* Start *

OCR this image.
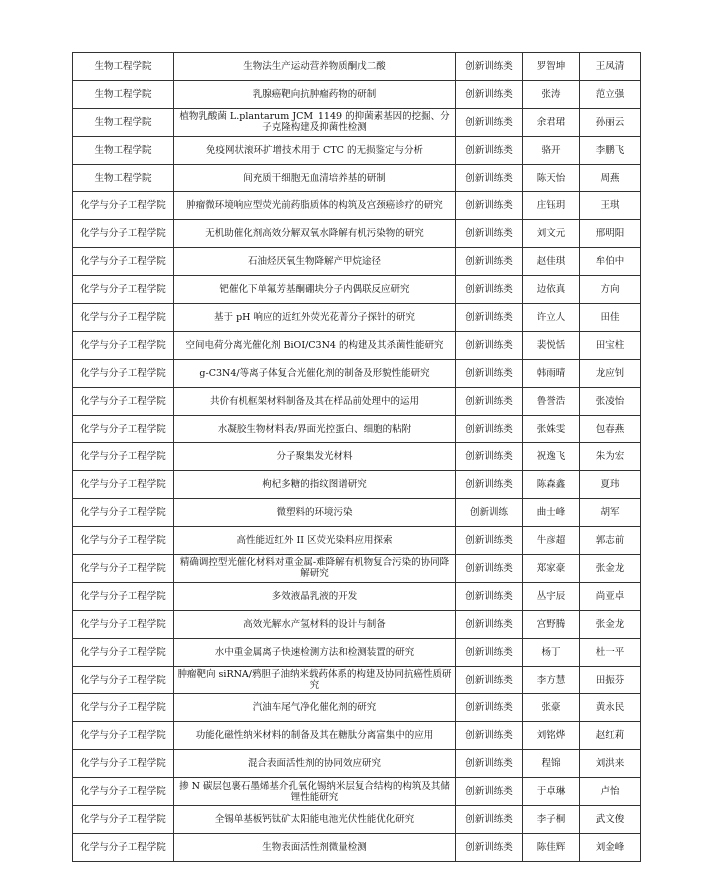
生物工程学院	生物法生产运动营养物质酮戊二酸	创新训练类	罗智坤	王凤清
生物工程学院	乳腺癌靶向抗肿瘤药物的研制	创新训练类	张涛	范立强
生物工程学院	植物乳酸菌 L.plantarum JCM_1149 的抑菌素基因的挖掘、分子克隆构建及抑菌性检测	创新训练类	余君珺	孙丽云
生物工程学院	免疫网状滚环扩增技术用于 CTC 的无损鉴定与分析	创新训练类	骆开	李鹏飞
生物工程学院	间充质干细胞无血清培养基的研制	创新训练类	陈天怡	周燕
化学与分子工程学院	肿瘤微环境响应型荧光前药脂质体的构筑及宫颈癌诊疗的研究	创新训练类	庄钰玥	王琪
化学与分子工程学院	无机助催化剂高效分解双氧水降解有机污染物的研究	创新训练类	刘文元	邢明阳
化学与分子工程学院	石油烃厌氧生物降解产甲烷途径	创新训练类	赵佳琪	牟伯中
化学与分子工程学院	钯催化下单氟芳基酮硼块分子内偶联反应研究	创新训练类	边依真	方向
化学与分子工程学院	基于 pH 响应的近红外荧光花菁分子探针的研究	创新训练类	许立人	田佳
化学与分子工程学院	空间电荷分离光催化剂 BiOI/C3N4 的构建及其杀菌性能研究	创新训练类	裴悦恬	田宝柱
化学与分子工程学院	g-C3N4/等离子体复合光催化剂的制备及形貌性能研究	创新训练类	韩雨晴	龙应钊
化学与分子工程学院	共价有机框架材料制备及其在样品前处理中的运用	创新训练类	鲁誉浩	张凌怡
化学与分子工程学院	水凝胶生物材料表/界面光控蛋白、细胞的粘附	创新训练类	张姝雯	包春燕
化学与分子工程学院	分子聚集发光材料	创新训练类	祝逸飞	朱为宏
化学与分子工程学院	枸杞多糖的指纹图谱研究	创新训练类	陈森鑫	夏玮
化学与分子工程学院	微塑料的环境污染	创新训练	曲士峰	胡军
化学与分子工程学院	高性能近红外 II 区荧光染料应用探索	创新训练类	牛彦超	郭志前
化学与分子工程学院	精确调控型光催化材料对重金属-难降解有机物复合污染的协同降解研究	创新训练类	郑家豪	张金龙
化学与分子工程学院	多效液晶乳液的开发	创新训练类	丛宇辰	尚亚卓
化学与分子工程学院	高效光解水产氢材料的设计与制备	创新训练类	宫野腾	张金龙
化学与分子工程学院	水中重金属离子快速检测方法和检测装置的研究	创新训练类	杨丁	杜一平
化学与分子工程学院	肿瘤靶向 siRNA/鸦胆子油纳米载药体系的构建及协同抗癌性质研究	创新训练类	李方慧	田振芬
化学与分子工程学院	汽油车尾气净化催化剂的研究	创新训练类	张豪	黄永民
化学与分子工程学院	功能化磁性纳米材料的制备及其在糖肽分离富集中的应用	创新训练类	刘铭烨	赵红莉
化学与分子工程学院	混合表面活性剂的协同效应研究	创新训练类	程锦	刘洪来
化学与分子工程学院	掺 N 碳层包裹石墨烯基介孔氧化锡纳米层复合结构的构筑及其储锂性能研究	创新训练类	于卓琳	卢怡
化学与分子工程学院	全锡单基板钙钛矿太阳能电池光伏性能优化研究	创新训练类	李子桐	武文俊
化学与分子工程学院	生物表面活性剂微量检测	创新训练类	陈佳辉	刘金峰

* End *

**Stated exercise**:
Only the number is wanted: how many lines in the preceding entries hold the string "生物工程学院"?

**Reply**:
5